__EXERCISE INSTRUCTIONS__
Please print every record below exactly as it appears.

__Collected data entries__
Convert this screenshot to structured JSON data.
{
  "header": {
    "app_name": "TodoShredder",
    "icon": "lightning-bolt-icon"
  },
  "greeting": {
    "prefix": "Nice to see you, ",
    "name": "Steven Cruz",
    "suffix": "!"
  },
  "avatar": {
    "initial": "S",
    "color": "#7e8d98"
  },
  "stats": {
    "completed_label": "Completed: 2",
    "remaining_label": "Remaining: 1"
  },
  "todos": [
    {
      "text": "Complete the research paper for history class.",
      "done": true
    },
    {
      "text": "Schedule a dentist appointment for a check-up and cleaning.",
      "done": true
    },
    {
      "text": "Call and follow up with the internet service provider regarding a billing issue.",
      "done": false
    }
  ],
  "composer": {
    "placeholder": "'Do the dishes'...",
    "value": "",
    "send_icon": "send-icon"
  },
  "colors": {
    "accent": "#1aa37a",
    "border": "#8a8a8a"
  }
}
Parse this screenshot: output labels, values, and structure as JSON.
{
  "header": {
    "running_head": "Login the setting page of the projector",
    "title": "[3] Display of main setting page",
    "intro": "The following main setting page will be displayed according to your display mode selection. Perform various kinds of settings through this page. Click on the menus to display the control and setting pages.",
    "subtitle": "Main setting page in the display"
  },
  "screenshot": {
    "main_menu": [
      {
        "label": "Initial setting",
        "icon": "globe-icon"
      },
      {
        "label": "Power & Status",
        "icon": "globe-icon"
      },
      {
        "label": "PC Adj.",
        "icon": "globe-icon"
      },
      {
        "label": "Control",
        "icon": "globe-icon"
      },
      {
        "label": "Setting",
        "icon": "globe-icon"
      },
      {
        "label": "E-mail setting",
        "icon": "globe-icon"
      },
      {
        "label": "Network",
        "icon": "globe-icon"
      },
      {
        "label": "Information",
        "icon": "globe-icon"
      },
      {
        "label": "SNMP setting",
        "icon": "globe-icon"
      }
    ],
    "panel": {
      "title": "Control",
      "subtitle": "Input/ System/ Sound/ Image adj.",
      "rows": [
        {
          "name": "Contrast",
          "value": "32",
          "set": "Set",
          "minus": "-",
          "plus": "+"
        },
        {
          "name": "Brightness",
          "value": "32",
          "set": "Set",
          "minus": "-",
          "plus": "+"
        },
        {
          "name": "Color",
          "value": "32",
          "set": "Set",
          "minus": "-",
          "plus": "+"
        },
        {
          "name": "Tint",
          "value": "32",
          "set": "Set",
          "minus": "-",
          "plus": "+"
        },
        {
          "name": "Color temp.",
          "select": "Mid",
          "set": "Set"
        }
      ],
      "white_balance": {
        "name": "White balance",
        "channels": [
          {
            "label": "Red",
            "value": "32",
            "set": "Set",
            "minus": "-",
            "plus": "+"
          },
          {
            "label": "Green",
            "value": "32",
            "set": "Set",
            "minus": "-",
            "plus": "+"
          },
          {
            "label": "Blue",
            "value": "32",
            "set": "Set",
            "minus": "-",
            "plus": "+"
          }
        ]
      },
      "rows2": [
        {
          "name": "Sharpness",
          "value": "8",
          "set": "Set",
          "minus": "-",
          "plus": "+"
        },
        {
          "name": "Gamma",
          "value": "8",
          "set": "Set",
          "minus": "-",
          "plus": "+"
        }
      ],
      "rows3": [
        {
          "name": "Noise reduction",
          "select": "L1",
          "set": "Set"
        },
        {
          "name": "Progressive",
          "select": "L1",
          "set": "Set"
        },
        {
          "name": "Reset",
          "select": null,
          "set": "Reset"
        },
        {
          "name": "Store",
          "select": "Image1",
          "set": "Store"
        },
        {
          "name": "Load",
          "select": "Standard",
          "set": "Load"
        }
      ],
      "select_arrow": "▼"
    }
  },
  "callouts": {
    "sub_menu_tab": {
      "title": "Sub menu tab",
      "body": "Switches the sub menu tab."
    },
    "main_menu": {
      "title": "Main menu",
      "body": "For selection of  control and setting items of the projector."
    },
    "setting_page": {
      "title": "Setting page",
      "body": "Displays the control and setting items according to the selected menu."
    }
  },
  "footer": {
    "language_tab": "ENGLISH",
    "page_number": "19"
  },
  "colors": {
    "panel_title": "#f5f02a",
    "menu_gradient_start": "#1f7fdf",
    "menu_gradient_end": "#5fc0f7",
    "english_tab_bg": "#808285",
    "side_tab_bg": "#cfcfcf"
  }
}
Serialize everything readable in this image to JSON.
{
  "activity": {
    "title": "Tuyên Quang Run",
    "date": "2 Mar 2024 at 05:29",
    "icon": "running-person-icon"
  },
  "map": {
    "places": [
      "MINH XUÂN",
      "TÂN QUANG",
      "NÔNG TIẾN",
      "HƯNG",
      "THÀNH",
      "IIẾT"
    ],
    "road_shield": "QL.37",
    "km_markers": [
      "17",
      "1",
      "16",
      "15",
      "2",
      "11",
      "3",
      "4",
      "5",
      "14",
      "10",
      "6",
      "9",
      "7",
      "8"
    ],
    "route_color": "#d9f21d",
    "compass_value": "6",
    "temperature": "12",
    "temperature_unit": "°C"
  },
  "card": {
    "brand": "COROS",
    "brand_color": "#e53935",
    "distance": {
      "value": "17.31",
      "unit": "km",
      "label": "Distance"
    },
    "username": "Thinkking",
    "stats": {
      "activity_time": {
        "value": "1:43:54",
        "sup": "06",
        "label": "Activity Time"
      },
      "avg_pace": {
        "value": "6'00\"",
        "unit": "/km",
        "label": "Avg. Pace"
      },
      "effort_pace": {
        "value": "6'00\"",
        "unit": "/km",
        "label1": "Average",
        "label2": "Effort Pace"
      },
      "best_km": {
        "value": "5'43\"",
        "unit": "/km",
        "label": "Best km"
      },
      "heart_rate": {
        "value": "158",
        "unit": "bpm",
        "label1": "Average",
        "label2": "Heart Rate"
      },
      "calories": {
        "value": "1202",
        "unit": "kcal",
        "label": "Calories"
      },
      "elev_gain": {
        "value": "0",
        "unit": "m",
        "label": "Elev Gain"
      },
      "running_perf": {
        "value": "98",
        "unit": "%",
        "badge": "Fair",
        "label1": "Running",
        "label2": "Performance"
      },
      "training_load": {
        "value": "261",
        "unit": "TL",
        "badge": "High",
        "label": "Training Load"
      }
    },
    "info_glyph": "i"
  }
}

__ANSWER TO THIS PROBLEM__
Convert this screenshot to structured JSON data.
{
  "header": {
    "app_name": "TodoShredder",
    "icon": "lightning-bolt-icon"
  },
  "greeting": {
    "prefix": "Nice to see you, ",
    "name": "Steven Cruz",
    "suffix": "!"
  },
  "avatar": {
    "initial": "S",
    "color": "#7e8d98"
  },
  "stats": {
    "completed_label": "Completed: 2",
    "remaining_label": "Remaining: 1"
  },
  "todos": [
    {
      "text": "Complete the research paper for history class.",
      "done": true
    },
    {
      "text": "Schedule a dentist appointment for a check-up and cleaning.",
      "done": true
    },
    {
      "text": "Call and follow up with the internet service provider regarding a billing issue.",
      "done": false
    }
  ],
  "composer": {
    "placeholder": "'Do the dishes'...",
    "value": "",
    "send_icon": "send-icon"
  },
  "colors": {
    "accent": "#1aa37a",
    "border": "#8a8a8a"
  }
}
Parse this screenshot: output labels, values, and structure as JSON.
{
  "header": {
    "running_head": "Login the setting page of the projector",
    "title": "[3] Display of main setting page",
    "intro": "The following main setting page will be displayed according to your display mode selection. Perform various kinds of settings through this page. Click on the menus to display the control and setting pages.",
    "subtitle": "Main setting page in the display"
  },
  "screenshot": {
    "main_menu": [
      {
        "label": "Initial setting",
        "icon": "globe-icon"
      },
      {
        "label": "Power & Status",
        "icon": "globe-icon"
      },
      {
        "label": "PC Adj.",
        "icon": "globe-icon"
      },
      {
        "label": "Control",
        "icon": "globe-icon"
      },
      {
        "label": "Setting",
        "icon": "globe-icon"
      },
      {
        "label": "E-mail setting",
        "icon": "globe-icon"
      },
      {
        "label": "Network",
        "icon": "globe-icon"
      },
      {
        "label": "Information",
        "icon": "globe-icon"
      },
      {
        "label": "SNMP setting",
        "icon": "globe-icon"
      }
    ],
    "panel": {
      "title": "Control",
      "subtitle": "Input/ System/ Sound/ Image adj.",
      "rows": [
        {
          "name": "Contrast",
          "value": "32",
          "set": "Set",
          "minus": "-",
          "plus": "+"
        },
        {
          "name": "Brightness",
          "value": "32",
          "set": "Set",
          "minus": "-",
          "plus": "+"
        },
        {
          "name": "Color",
          "value": "32",
          "set": "Set",
          "minus": "-",
          "plus": "+"
        },
        {
          "name": "Tint",
          "value": "32",
          "set": "Set",
          "minus": "-",
          "plus": "+"
        },
        {
          "name": "Color temp.",
          "select": "Mid",
          "set": "Set"
        }
      ],
      "white_balance": {
        "name": "White balance",
        "channels": [
          {
            "label": "Red",
            "value": "32",
            "set": "Set",
            "minus": "-",
            "plus": "+"
          },
          {
            "label": "Green",
            "value": "32",
            "set": "Set",
            "minus": "-",
            "plus": "+"
          },
          {
            "label": "Blue",
            "value": "32",
            "set": "Set",
            "minus": "-",
            "plus": "+"
          }
        ]
      },
      "rows2": [
        {
          "name": "Sharpness",
          "value": "8",
          "set": "Set",
          "minus": "-",
          "plus": "+"
        },
        {
          "name": "Gamma",
          "value": "8",
          "set": "Set",
          "minus": "-",
          "plus": "+"
        }
      ],
      "rows3": [
        {
          "name": "Noise reduction",
          "select": "L1",
          "set": "Set"
        },
        {
          "name": "Progressive",
          "select": "L1",
          "set": "Set"
        },
        {
          "name": "Reset",
          "select": null,
          "set": "Reset"
        },
        {
          "name": "Store",
          "select": "Image1",
          "set": "Store"
        },
        {
          "name": "Load",
          "select": "Standard",
          "set": "Load"
        }
      ],
      "select_arrow": "▼"
    }
  },
  "callouts": {
    "sub_menu_tab": {
      "title": "Sub menu tab",
      "body": "Switches the sub menu tab."
    },
    "main_menu": {
      "title": "Main menu",
      "body": "For selection of  control and setting items of the projector."
    },
    "setting_page": {
      "title": "Setting page",
      "body": "Displays the control and setting items according to the selected menu."
    }
  },
  "footer": {
    "language_tab": "ENGLISH",
    "page_number": "19"
  },
  "colors": {
    "panel_title": "#f5f02a",
    "menu_gradient_start": "#1f7fdf",
    "menu_gradient_end": "#5fc0f7",
    "english_tab_bg": "#808285",
    "side_tab_bg": "#cfcfcf"
  }
}
Serialize everything readable in this image to JSON.
{
  "activity": {
    "title": "Tuyên Quang Run",
    "date": "2 Mar 2024 at 05:29",
    "icon": "running-person-icon"
  },
  "map": {
    "places": [
      "MINH XUÂN",
      "TÂN QUANG",
      "NÔNG TIẾN",
      "HƯNG",
      "THÀNH",
      "IIẾT"
    ],
    "road_shield": "QL.37",
    "km_markers": [
      "17",
      "1",
      "16",
      "15",
      "2",
      "11",
      "3",
      "4",
      "5",
      "14",
      "10",
      "6",
      "9",
      "7",
      "8"
    ],
    "route_color": "#d9f21d",
    "compass_value": "6",
    "temperature": "12",
    "temperature_unit": "°C"
  },
  "card": {
    "brand": "COROS",
    "brand_color": "#e53935",
    "distance": {
      "value": "17.31",
      "unit": "km",
      "label": "Distance"
    },
    "username": "Thinkking",
    "stats": {
      "activity_time": {
        "value": "1:43:54",
        "sup": "06",
        "label": "Activity Time"
      },
      "avg_pace": {
        "value": "6'00\"",
        "unit": "/km",
        "label": "Avg. Pace"
      },
      "effort_pace": {
        "value": "6'00\"",
        "unit": "/km",
        "label1": "Average",
        "label2": "Effort Pace"
      },
      "best_km": {
        "value": "5'43\"",
        "unit": "/km",
        "label": "Best km"
      },
      "heart_rate": {
        "value": "158",
        "unit": "bpm",
        "label1": "Average",
        "label2": "Heart Rate"
      },
      "calories": {
        "value": "1202",
        "unit": "kcal",
        "label": "Calories"
      },
      "elev_gain": {
        "value": "0",
        "unit": "m",
        "label": "Elev Gain"
      },
      "running_perf": {
        "value": "98",
        "unit": "%",
        "badge": "Fair",
        "label1": "Running",
        "label2": "Performance"
      },
      "training_load": {
        "value": "261",
        "unit": "TL",
        "badge": "High",
        "label": "Training Load"
      }
    },
    "info_glyph": "i"
  }
}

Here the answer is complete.